Exercise instructions: Show all lines holding the string "information".

Records for processing:
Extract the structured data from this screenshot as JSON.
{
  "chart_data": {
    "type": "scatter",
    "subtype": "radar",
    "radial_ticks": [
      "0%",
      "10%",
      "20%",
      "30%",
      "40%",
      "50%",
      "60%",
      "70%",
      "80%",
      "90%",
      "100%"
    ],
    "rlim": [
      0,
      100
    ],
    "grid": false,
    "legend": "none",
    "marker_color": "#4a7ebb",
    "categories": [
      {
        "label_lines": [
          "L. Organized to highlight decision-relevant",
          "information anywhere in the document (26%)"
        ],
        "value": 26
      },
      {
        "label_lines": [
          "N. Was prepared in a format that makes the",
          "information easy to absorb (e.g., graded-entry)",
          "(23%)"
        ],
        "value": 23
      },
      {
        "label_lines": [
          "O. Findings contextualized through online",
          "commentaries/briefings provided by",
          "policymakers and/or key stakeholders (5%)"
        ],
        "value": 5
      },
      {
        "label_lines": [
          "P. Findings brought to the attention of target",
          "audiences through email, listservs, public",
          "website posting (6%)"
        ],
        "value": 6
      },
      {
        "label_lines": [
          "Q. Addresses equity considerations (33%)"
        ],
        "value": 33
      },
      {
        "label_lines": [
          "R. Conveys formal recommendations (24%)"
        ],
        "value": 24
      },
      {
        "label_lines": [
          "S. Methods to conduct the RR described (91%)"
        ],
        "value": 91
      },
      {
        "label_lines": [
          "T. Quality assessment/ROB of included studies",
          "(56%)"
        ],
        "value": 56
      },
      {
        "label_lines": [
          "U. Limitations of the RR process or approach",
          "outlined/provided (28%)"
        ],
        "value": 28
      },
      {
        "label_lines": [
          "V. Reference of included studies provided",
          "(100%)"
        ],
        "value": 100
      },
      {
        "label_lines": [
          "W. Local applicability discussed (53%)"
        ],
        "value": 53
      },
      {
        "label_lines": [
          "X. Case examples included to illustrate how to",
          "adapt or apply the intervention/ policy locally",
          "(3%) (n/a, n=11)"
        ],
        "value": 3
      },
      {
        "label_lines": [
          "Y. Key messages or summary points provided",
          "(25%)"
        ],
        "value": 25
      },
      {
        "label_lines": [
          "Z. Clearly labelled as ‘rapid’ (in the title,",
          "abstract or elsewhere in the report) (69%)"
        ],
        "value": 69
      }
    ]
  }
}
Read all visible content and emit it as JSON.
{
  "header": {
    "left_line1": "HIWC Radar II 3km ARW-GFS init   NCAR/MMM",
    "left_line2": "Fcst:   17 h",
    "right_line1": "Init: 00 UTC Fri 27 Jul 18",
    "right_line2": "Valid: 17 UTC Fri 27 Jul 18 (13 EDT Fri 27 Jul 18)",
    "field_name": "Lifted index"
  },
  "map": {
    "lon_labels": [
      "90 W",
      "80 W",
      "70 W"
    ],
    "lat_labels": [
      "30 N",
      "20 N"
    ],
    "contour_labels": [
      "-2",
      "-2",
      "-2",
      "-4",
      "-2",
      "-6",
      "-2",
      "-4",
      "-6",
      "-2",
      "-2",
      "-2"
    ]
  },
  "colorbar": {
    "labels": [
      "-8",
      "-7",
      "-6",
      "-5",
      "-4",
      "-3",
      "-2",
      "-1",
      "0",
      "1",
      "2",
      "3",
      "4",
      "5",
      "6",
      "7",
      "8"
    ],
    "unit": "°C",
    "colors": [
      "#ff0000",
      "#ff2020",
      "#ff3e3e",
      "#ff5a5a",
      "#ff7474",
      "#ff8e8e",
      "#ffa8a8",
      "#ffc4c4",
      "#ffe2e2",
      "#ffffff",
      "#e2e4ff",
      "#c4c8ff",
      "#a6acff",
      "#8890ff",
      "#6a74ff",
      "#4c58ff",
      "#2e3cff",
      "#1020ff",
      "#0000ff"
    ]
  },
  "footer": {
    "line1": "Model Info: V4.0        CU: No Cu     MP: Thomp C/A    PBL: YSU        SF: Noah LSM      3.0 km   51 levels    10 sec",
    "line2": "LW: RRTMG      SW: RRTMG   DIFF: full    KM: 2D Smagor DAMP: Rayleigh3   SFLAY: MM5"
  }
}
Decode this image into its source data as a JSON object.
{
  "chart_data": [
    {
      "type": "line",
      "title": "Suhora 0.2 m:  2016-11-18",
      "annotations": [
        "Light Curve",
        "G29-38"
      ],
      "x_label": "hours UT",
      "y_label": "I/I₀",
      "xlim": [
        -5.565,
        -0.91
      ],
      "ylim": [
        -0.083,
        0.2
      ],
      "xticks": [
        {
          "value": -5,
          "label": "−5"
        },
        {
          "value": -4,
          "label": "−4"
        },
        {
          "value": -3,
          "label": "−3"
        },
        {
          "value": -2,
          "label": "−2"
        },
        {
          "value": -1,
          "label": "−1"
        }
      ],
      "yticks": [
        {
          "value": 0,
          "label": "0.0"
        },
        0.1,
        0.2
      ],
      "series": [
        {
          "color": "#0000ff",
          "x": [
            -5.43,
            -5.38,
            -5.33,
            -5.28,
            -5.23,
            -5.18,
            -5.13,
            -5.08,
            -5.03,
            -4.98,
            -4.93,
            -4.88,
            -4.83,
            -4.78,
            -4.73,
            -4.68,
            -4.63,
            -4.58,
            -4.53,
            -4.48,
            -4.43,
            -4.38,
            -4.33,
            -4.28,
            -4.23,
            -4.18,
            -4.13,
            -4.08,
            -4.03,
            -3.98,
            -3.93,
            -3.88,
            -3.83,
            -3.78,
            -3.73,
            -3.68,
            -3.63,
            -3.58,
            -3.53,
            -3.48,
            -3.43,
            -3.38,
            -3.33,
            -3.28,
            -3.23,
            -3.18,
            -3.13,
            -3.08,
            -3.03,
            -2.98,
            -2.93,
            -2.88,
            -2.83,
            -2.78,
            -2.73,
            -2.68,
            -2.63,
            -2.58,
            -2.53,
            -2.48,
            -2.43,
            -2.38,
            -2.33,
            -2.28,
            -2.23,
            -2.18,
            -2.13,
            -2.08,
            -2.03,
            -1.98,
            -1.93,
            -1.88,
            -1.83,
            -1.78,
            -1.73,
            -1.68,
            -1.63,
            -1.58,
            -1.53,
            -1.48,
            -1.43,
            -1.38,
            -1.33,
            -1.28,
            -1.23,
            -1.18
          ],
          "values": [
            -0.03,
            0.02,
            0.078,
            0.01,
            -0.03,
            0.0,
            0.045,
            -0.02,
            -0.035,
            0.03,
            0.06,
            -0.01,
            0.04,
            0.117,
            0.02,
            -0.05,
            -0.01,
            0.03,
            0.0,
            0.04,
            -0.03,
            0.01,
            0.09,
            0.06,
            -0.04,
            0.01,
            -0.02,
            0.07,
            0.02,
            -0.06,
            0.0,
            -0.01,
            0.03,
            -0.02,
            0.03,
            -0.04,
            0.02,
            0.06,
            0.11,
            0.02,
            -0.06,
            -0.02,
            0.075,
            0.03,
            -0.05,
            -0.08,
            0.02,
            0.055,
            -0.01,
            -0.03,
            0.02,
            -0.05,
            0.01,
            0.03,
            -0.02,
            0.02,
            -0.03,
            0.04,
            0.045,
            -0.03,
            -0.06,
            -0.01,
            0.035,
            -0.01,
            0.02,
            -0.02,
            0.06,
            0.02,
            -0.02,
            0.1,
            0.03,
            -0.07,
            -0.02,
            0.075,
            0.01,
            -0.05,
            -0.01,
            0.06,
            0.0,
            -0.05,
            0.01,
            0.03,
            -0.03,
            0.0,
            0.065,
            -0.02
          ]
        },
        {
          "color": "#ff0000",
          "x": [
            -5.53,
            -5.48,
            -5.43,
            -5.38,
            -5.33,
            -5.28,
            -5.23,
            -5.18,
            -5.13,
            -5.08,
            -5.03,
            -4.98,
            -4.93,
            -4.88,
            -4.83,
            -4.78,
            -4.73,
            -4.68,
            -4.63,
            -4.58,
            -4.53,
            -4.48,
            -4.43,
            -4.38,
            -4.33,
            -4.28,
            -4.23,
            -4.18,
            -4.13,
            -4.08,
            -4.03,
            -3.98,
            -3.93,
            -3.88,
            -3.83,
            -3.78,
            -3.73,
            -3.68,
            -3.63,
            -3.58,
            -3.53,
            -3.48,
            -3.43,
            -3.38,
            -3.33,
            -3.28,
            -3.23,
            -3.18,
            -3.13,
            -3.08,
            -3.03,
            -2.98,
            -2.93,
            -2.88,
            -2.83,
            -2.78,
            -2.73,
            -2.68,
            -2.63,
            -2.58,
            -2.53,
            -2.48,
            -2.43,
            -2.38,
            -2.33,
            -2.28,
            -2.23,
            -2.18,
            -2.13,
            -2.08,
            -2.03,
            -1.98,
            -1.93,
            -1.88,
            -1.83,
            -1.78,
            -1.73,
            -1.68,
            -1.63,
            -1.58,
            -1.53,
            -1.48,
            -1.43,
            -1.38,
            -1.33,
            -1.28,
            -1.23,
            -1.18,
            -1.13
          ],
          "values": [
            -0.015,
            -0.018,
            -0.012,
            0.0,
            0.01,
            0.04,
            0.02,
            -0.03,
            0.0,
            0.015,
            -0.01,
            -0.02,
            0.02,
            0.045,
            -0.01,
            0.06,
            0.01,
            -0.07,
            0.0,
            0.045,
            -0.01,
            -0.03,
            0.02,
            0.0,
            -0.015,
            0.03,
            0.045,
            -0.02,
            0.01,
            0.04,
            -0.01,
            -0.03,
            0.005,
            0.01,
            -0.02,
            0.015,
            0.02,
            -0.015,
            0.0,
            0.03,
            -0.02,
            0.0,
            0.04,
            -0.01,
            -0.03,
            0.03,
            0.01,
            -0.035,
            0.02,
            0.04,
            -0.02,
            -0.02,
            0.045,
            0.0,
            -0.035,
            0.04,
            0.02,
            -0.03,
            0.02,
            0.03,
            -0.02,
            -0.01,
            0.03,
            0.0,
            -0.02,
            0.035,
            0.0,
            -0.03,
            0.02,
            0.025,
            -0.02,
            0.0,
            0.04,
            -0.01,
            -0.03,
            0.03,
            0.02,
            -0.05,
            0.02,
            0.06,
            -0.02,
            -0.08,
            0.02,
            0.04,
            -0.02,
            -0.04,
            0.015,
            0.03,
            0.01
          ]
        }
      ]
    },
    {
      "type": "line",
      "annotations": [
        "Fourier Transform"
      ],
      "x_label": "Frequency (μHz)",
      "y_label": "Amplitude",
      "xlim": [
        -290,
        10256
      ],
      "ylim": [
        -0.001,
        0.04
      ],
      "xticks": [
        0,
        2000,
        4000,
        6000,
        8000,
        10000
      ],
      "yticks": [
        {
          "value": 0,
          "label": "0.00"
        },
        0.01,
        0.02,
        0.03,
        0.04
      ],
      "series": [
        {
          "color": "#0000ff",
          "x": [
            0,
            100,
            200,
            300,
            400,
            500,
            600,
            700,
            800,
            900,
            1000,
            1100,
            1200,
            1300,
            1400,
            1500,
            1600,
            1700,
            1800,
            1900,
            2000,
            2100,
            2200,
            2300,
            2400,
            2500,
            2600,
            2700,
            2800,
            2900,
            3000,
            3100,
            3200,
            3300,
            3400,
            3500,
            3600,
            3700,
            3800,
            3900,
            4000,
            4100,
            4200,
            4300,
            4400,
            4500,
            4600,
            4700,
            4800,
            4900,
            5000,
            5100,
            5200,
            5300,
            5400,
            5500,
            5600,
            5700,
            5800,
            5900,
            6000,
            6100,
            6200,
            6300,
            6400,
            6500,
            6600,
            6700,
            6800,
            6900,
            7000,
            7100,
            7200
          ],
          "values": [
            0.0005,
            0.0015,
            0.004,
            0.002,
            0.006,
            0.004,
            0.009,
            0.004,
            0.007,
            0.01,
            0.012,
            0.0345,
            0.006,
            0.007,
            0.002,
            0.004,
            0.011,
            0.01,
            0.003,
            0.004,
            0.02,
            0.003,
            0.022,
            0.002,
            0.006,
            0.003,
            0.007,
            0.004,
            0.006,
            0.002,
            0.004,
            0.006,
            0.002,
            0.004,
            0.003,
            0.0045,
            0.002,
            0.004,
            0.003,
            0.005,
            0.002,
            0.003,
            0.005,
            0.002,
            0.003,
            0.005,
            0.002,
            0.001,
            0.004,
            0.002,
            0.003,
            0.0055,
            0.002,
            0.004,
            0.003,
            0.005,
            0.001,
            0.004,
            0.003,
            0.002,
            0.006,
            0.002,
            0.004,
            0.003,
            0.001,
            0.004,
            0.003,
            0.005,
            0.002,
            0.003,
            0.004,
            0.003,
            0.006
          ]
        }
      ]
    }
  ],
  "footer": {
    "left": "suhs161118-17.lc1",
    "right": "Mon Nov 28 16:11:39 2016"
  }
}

Solution to the problem:
          "information anywhere in the document (26%)"
          "information easy to absorb (e.g., graded-entry)",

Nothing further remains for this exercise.